'''

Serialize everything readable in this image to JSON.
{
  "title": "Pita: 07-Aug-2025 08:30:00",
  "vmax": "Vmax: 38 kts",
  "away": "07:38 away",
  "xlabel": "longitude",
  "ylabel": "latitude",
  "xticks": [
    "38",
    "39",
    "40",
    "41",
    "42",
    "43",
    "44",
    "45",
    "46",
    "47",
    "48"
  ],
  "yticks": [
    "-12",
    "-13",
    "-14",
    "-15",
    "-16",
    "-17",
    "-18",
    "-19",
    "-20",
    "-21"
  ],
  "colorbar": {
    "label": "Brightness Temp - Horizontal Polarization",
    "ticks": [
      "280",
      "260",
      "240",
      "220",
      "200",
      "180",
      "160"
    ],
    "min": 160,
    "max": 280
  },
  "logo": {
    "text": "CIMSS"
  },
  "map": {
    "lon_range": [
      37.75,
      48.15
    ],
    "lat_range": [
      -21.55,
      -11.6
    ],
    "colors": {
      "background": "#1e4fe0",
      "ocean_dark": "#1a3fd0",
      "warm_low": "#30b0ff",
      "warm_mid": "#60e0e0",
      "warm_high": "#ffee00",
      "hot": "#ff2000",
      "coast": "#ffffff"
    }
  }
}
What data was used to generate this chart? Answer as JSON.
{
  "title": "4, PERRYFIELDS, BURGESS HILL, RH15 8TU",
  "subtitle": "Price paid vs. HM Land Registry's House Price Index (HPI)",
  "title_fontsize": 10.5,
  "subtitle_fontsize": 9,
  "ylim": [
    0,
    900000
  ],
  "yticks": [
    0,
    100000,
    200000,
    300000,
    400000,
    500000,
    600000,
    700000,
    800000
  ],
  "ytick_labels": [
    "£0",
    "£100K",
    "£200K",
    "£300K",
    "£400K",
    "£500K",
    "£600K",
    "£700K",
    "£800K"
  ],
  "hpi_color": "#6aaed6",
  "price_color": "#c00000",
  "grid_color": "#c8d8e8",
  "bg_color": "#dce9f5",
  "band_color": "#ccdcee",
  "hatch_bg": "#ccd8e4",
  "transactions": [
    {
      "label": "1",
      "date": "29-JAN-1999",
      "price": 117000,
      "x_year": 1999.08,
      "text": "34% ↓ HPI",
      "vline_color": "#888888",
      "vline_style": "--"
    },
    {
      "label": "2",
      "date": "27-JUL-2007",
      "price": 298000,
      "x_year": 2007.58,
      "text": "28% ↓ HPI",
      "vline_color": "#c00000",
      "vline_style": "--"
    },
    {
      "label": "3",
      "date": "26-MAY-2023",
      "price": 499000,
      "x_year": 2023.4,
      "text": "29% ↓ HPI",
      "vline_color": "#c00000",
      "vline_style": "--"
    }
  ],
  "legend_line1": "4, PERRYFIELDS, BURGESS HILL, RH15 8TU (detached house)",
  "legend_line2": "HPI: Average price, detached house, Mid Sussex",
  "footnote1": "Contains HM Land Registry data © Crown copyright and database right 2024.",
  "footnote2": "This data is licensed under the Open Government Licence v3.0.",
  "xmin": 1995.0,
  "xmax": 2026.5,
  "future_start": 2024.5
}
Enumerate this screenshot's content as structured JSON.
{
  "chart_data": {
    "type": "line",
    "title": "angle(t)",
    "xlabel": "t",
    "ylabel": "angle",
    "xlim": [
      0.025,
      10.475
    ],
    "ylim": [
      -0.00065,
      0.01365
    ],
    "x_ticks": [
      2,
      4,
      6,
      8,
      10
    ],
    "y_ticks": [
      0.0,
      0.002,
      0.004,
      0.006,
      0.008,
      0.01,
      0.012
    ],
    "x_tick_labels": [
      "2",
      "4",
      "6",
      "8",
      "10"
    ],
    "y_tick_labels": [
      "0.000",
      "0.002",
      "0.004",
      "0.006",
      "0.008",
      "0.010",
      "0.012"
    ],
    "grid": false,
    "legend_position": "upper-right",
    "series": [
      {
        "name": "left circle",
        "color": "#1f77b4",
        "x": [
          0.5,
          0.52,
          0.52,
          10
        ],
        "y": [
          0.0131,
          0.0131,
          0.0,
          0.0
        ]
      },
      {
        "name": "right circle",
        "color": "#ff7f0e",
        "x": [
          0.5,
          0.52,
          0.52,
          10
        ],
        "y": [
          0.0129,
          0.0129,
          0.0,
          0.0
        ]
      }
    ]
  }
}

'''

(WHAT IS ASKED): Faithfully transcribe the whole of the data.

(RESPONSE TO THE EXERCISE):
Serialize everything readable in this image to JSON.
{
  "title": "Pita: 07-Aug-2025 08:30:00",
  "vmax": "Vmax: 38 kts",
  "away": "07:38 away",
  "xlabel": "longitude",
  "ylabel": "latitude",
  "xticks": [
    "38",
    "39",
    "40",
    "41",
    "42",
    "43",
    "44",
    "45",
    "46",
    "47",
    "48"
  ],
  "yticks": [
    "-12",
    "-13",
    "-14",
    "-15",
    "-16",
    "-17",
    "-18",
    "-19",
    "-20",
    "-21"
  ],
  "colorbar": {
    "label": "Brightness Temp - Horizontal Polarization",
    "ticks": [
      "280",
      "260",
      "240",
      "220",
      "200",
      "180",
      "160"
    ],
    "min": 160,
    "max": 280
  },
  "logo": {
    "text": "CIMSS"
  },
  "map": {
    "lon_range": [
      37.75,
      48.15
    ],
    "lat_range": [
      -21.55,
      -11.6
    ],
    "colors": {
      "background": "#1e4fe0",
      "ocean_dark": "#1a3fd0",
      "warm_low": "#30b0ff",
      "warm_mid": "#60e0e0",
      "warm_high": "#ffee00",
      "hot": "#ff2000",
      "coast": "#ffffff"
    }
  }
}
What data was used to generate this chart? Answer as JSON.
{
  "title": "4, PERRYFIELDS, BURGESS HILL, RH15 8TU",
  "subtitle": "Price paid vs. HM Land Registry's House Price Index (HPI)",
  "title_fontsize": 10.5,
  "subtitle_fontsize": 9,
  "ylim": [
    0,
    900000
  ],
  "yticks": [
    0,
    100000,
    200000,
    300000,
    400000,
    500000,
    600000,
    700000,
    800000
  ],
  "ytick_labels": [
    "£0",
    "£100K",
    "£200K",
    "£300K",
    "£400K",
    "£500K",
    "£600K",
    "£700K",
    "£800K"
  ],
  "hpi_color": "#6aaed6",
  "price_color": "#c00000",
  "grid_color": "#c8d8e8",
  "bg_color": "#dce9f5",
  "band_color": "#ccdcee",
  "hatch_bg": "#ccd8e4",
  "transactions": [
    {
      "label": "1",
      "date": "29-JAN-1999",
      "price": 117000,
      "x_year": 1999.08,
      "text": "34% ↓ HPI",
      "vline_color": "#888888",
      "vline_style": "--"
    },
    {
      "label": "2",
      "date": "27-JUL-2007",
      "price": 298000,
      "x_year": 2007.58,
      "text": "28% ↓ HPI",
      "vline_color": "#c00000",
      "vline_style": "--"
    },
    {
      "label": "3",
      "date": "26-MAY-2023",
      "price": 499000,
      "x_year": 2023.4,
      "text": "29% ↓ HPI",
      "vline_color": "#c00000",
      "vline_style": "--"
    }
  ],
  "legend_line1": "4, PERRYFIELDS, BURGESS HILL, RH15 8TU (detached house)",
  "legend_line2": "HPI: Average price, detached house, Mid Sussex",
  "footnote1": "Contains HM Land Registry data © Crown copyright and database right 2024.",
  "footnote2": "This data is licensed under the Open Government Licence v3.0.",
  "xmin": 1995.0,
  "xmax": 2026.5,
  "future_start": 2024.5
}
Enumerate this screenshot's content as structured JSON.
{
  "chart_data": {
    "type": "line",
    "title": "angle(t)",
    "xlabel": "t",
    "ylabel": "angle",
    "xlim": [
      0.025,
      10.475
    ],
    "ylim": [
      -0.00065,
      0.01365
    ],
    "x_ticks": [
      2,
      4,
      6,
      8,
      10
    ],
    "y_ticks": [
      0.0,
      0.002,
      0.004,
      0.006,
      0.008,
      0.01,
      0.012
    ],
    "x_tick_labels": [
      "2",
      "4",
      "6",
      "8",
      "10"
    ],
    "y_tick_labels": [
      "0.000",
      "0.002",
      "0.004",
      "0.006",
      "0.008",
      "0.010",
      "0.012"
    ],
    "grid": false,
    "legend_position": "upper-right",
    "series": [
      {
        "name": "left circle",
        "color": "#1f77b4",
        "x": [
          0.5,
          0.52,
          0.52,
          10
        ],
        "y": [
          0.0131,
          0.0131,
          0.0,
          0.0
        ]
      },
      {
        "name": "right circle",
        "color": "#ff7f0e",
        "x": [
          0.5,
          0.52,
          0.52,
          10
        ],
        "y": [
          0.0129,
          0.0129,
          0.0,
          0.0
        ]
      }
    ]
  }
}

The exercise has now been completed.